Some records:
◇ ◇ ◇ ◇
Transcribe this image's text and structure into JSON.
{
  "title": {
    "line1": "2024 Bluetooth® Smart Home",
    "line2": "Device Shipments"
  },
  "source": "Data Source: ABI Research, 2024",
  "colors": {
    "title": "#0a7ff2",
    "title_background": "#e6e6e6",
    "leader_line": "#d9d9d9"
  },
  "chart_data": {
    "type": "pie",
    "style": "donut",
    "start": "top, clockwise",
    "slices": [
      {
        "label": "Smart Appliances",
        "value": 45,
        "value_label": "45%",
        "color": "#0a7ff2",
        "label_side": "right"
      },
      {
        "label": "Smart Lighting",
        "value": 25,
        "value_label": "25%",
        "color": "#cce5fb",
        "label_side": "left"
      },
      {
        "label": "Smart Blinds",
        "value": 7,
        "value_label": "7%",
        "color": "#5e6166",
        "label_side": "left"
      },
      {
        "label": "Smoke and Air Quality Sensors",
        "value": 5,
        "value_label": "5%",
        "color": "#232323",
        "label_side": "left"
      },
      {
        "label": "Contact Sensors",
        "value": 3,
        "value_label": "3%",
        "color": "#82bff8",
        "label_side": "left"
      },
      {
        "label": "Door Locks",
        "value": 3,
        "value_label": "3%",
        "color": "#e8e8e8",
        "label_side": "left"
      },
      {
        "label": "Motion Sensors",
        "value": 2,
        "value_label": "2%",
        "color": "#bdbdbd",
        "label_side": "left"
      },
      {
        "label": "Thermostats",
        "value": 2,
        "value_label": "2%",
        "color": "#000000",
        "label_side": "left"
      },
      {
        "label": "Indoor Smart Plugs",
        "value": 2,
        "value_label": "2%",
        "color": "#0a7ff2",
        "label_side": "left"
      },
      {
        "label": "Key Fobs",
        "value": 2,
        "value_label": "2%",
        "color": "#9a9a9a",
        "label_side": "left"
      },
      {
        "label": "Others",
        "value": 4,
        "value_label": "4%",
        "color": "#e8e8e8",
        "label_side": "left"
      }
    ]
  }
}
◇ ◇ ◇ ◇
PROMPT:
Exactly as they are written, print the entries again.

SOLUTION TO THE PROBLEM:
Transcribe this image's text and structure into JSON.
{
  "title": {
    "line1": "2024 Bluetooth® Smart Home",
    "line2": "Device Shipments"
  },
  "source": "Data Source: ABI Research, 2024",
  "colors": {
    "title": "#0a7ff2",
    "title_background": "#e6e6e6",
    "leader_line": "#d9d9d9"
  },
  "chart_data": {
    "type": "pie",
    "style": "donut",
    "start": "top, clockwise",
    "slices": [
      {
        "label": "Smart Appliances",
        "value": 45,
        "value_label": "45%",
        "color": "#0a7ff2",
        "label_side": "right"
      },
      {
        "label": "Smart Lighting",
        "value": 25,
        "value_label": "25%",
        "color": "#cce5fb",
        "label_side": "left"
      },
      {
        "label": "Smart Blinds",
        "value": 7,
        "value_label": "7%",
        "color": "#5e6166",
        "label_side": "left"
      },
      {
        "label": "Smoke and Air Quality Sensors",
        "value": 5,
        "value_label": "5%",
        "color": "#232323",
        "label_side": "left"
      },
      {
        "label": "Contact Sensors",
        "value": 3,
        "value_label": "3%",
        "color": "#82bff8",
        "label_side": "left"
      },
      {
        "label": "Door Locks",
        "value": 3,
        "value_label": "3%",
        "color": "#e8e8e8",
        "label_side": "left"
      },
      {
        "label": "Motion Sensors",
        "value": 2,
        "value_label": "2%",
        "color": "#bdbdbd",
        "label_side": "left"
      },
      {
        "label": "Thermostats",
        "value": 2,
        "value_label": "2%",
        "color": "#000000",
        "label_side": "left"
      },
      {
        "label": "Indoor Smart Plugs",
        "value": 2,
        "value_label": "2%",
        "color": "#0a7ff2",
        "label_side": "left"
      },
      {
        "label": "Key Fobs",
        "value": 2,
        "value_label": "2%",
        "color": "#9a9a9a",
        "label_side": "left"
      },
      {
        "label": "Others",
        "value": 4,
        "value_label": "4%",
        "color": "#e8e8e8",
        "label_side": "left"
      }
    ]
  }
}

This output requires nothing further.